What needs to be done: What lines of the data include the string "xlabel"? Copy them all.

Record excerpts:
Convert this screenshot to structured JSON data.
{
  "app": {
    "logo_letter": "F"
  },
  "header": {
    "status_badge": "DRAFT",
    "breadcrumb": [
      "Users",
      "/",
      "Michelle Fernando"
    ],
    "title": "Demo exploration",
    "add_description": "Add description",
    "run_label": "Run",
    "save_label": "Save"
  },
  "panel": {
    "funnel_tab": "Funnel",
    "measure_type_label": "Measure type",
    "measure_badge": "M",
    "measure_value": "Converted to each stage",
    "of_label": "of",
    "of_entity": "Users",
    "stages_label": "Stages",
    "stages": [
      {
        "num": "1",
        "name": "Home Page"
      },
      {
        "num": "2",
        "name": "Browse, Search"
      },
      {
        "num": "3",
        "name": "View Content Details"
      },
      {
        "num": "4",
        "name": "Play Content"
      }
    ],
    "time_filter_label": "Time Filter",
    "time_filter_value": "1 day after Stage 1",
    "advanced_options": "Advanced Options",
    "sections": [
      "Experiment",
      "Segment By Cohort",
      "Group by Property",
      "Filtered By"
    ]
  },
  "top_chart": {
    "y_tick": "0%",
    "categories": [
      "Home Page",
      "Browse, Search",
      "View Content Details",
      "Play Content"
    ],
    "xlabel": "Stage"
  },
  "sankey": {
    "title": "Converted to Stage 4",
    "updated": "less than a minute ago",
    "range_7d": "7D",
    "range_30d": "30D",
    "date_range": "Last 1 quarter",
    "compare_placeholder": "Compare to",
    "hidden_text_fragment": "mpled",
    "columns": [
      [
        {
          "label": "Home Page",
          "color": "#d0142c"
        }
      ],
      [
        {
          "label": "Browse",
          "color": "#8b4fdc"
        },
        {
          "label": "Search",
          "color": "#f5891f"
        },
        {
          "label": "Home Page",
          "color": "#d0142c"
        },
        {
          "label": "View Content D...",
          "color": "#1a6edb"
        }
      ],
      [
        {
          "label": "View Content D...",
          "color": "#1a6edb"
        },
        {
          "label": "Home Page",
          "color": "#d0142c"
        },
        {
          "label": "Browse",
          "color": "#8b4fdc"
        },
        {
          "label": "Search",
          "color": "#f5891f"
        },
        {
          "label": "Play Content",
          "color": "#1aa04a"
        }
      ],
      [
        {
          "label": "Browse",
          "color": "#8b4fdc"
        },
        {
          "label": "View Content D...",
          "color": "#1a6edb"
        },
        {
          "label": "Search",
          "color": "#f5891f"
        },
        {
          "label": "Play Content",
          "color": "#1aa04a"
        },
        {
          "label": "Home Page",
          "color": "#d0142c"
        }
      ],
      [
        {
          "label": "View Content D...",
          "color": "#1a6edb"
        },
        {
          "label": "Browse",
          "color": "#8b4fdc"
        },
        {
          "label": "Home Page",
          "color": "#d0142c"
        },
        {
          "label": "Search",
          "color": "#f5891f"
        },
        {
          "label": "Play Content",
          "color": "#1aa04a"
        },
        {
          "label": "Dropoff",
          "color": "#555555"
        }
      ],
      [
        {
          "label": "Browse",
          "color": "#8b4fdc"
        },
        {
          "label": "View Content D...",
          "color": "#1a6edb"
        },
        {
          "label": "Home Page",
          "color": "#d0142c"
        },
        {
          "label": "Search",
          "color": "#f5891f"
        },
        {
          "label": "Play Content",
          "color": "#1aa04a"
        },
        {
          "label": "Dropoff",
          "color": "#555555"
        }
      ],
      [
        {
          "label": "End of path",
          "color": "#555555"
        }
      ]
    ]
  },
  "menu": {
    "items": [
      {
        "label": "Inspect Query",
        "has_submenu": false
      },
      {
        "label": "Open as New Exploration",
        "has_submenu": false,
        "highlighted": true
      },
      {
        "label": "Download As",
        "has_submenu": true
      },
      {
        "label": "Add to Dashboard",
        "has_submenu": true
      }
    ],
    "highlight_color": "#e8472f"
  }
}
...
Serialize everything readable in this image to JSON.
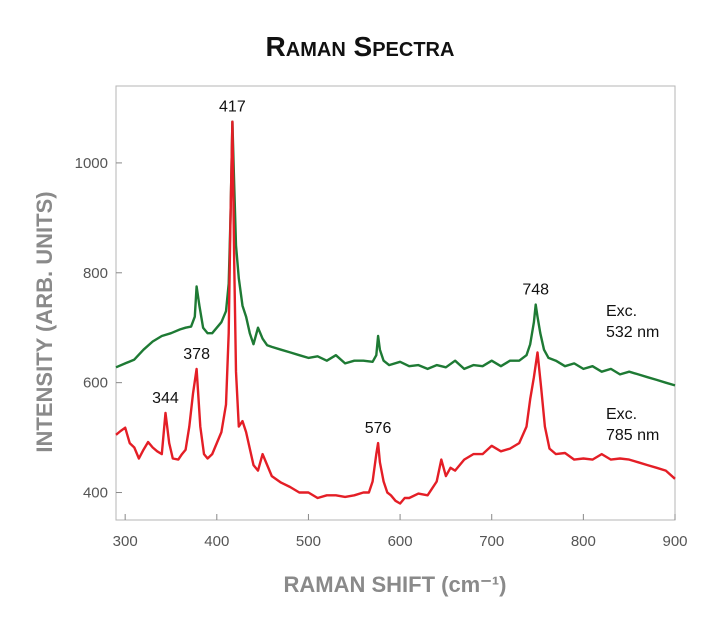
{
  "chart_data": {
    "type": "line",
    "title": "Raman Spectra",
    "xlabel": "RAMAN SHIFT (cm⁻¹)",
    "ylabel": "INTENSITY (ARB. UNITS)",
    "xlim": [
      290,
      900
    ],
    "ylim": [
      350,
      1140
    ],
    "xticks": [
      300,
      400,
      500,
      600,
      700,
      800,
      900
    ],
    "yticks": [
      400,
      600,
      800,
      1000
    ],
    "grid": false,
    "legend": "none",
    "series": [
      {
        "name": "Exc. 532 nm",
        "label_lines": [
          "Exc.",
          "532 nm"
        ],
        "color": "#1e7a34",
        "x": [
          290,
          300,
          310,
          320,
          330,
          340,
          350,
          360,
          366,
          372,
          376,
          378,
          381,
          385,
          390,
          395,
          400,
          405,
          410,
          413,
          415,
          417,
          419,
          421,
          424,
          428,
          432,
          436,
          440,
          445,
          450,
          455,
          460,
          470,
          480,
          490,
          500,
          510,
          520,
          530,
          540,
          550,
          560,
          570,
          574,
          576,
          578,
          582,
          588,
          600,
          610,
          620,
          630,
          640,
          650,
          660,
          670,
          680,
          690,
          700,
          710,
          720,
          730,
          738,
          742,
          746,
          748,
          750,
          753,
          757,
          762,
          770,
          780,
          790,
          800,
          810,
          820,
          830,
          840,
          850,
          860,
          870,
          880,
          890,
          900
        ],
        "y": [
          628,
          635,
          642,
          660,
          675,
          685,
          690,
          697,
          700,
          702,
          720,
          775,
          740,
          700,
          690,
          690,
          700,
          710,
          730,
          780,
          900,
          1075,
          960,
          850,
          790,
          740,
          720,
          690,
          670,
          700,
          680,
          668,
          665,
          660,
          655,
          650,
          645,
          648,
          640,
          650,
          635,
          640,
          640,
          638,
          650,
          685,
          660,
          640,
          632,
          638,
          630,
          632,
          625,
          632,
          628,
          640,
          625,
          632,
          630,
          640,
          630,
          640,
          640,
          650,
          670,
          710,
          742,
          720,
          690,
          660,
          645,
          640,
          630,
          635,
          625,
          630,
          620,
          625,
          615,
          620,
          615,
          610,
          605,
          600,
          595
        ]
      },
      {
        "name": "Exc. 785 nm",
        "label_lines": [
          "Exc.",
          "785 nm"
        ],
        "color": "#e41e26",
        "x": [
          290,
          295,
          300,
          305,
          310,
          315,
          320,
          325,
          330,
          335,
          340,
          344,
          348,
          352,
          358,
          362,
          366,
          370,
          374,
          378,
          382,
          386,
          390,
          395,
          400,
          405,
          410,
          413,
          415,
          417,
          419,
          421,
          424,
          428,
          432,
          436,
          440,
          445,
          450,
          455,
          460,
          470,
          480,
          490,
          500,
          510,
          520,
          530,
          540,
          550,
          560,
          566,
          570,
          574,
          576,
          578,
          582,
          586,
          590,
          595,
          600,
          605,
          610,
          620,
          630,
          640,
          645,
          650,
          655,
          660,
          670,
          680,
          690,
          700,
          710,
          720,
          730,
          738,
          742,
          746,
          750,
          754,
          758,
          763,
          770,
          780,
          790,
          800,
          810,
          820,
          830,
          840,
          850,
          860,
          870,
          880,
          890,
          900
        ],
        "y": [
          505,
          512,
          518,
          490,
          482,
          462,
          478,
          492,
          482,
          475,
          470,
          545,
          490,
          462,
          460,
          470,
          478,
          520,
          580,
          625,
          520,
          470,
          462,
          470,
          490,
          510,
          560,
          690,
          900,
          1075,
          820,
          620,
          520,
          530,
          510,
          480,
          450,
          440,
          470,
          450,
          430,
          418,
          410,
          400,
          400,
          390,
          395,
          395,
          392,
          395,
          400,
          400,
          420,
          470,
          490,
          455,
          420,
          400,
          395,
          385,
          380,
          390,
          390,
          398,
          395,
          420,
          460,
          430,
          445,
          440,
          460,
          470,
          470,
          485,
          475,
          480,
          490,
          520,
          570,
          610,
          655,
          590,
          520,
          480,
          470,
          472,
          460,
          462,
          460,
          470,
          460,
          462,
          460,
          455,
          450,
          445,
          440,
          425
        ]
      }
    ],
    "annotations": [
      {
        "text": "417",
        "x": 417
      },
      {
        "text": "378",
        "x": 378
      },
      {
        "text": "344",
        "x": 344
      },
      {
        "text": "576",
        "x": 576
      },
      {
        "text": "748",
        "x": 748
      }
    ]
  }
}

Result:
    "xlabel": "Stage"
    "xlabel": "RAMAN SHIFT (cm⁻¹)",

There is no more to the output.